Entries shown –
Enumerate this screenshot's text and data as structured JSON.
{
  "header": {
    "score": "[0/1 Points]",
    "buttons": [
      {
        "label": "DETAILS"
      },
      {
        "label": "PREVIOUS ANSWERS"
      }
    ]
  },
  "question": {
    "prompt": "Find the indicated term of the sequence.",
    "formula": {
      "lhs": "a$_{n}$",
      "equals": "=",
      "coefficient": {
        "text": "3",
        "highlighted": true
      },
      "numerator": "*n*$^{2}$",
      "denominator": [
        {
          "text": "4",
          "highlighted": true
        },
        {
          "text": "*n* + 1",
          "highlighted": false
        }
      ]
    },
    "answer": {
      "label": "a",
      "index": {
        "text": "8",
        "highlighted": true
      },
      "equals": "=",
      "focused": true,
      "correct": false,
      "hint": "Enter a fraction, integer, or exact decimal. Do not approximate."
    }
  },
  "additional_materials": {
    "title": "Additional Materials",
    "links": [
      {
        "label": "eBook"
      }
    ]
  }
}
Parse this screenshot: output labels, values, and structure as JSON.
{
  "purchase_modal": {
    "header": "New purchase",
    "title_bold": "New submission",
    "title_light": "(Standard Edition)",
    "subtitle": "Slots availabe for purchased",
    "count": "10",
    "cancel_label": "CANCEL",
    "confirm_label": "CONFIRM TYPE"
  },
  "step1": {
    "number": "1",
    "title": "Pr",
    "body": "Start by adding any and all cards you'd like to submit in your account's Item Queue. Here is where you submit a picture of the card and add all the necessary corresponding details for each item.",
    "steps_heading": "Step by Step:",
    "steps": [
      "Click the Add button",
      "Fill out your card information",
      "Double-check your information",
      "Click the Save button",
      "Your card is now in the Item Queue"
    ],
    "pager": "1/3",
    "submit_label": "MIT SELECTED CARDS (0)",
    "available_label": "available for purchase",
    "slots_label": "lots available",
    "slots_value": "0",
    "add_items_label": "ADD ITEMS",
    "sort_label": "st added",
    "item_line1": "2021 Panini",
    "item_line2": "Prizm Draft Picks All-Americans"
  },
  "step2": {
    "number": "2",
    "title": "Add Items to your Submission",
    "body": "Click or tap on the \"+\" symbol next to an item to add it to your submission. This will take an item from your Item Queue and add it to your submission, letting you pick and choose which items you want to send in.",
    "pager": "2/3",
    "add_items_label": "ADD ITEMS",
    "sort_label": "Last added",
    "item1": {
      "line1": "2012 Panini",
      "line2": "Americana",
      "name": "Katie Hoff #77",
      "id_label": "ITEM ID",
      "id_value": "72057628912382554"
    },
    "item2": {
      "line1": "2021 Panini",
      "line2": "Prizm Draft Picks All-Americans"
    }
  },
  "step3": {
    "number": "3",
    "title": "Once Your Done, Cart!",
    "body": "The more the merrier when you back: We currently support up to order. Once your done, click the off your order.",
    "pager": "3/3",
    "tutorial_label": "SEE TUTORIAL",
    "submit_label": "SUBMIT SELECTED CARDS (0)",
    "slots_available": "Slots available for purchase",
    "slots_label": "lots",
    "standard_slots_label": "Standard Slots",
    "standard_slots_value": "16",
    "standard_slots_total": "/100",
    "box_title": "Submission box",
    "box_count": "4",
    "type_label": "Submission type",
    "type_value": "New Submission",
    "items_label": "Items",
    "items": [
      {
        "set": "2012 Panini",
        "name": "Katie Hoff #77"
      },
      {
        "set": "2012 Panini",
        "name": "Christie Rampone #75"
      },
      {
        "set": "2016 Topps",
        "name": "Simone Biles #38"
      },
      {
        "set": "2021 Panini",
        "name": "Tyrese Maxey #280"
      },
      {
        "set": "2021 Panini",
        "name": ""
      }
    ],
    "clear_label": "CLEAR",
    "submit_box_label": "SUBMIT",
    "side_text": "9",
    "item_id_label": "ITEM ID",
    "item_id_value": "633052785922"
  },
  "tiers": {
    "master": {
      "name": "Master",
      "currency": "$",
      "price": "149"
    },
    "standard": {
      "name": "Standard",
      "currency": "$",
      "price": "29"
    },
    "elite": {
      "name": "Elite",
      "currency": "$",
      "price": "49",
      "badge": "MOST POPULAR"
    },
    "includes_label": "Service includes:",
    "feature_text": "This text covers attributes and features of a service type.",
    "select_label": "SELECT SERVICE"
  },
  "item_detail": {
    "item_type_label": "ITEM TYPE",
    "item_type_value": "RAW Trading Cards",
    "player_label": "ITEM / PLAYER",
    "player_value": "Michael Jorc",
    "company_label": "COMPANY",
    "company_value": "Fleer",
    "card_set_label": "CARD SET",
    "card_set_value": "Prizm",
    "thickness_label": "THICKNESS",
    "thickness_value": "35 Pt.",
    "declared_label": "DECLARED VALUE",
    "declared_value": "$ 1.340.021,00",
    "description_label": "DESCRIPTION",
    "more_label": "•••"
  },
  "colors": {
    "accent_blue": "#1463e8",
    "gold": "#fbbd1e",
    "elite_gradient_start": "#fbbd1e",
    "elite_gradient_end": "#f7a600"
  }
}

Stated problem – Copy out every line of the data that includes the word "Prizm".

Correct result –
    "item_line2": "Prizm Draft Picks All-Americans"
      "line2": "Prizm Draft Picks All-Americans"
    "card_set_value": "Prizm",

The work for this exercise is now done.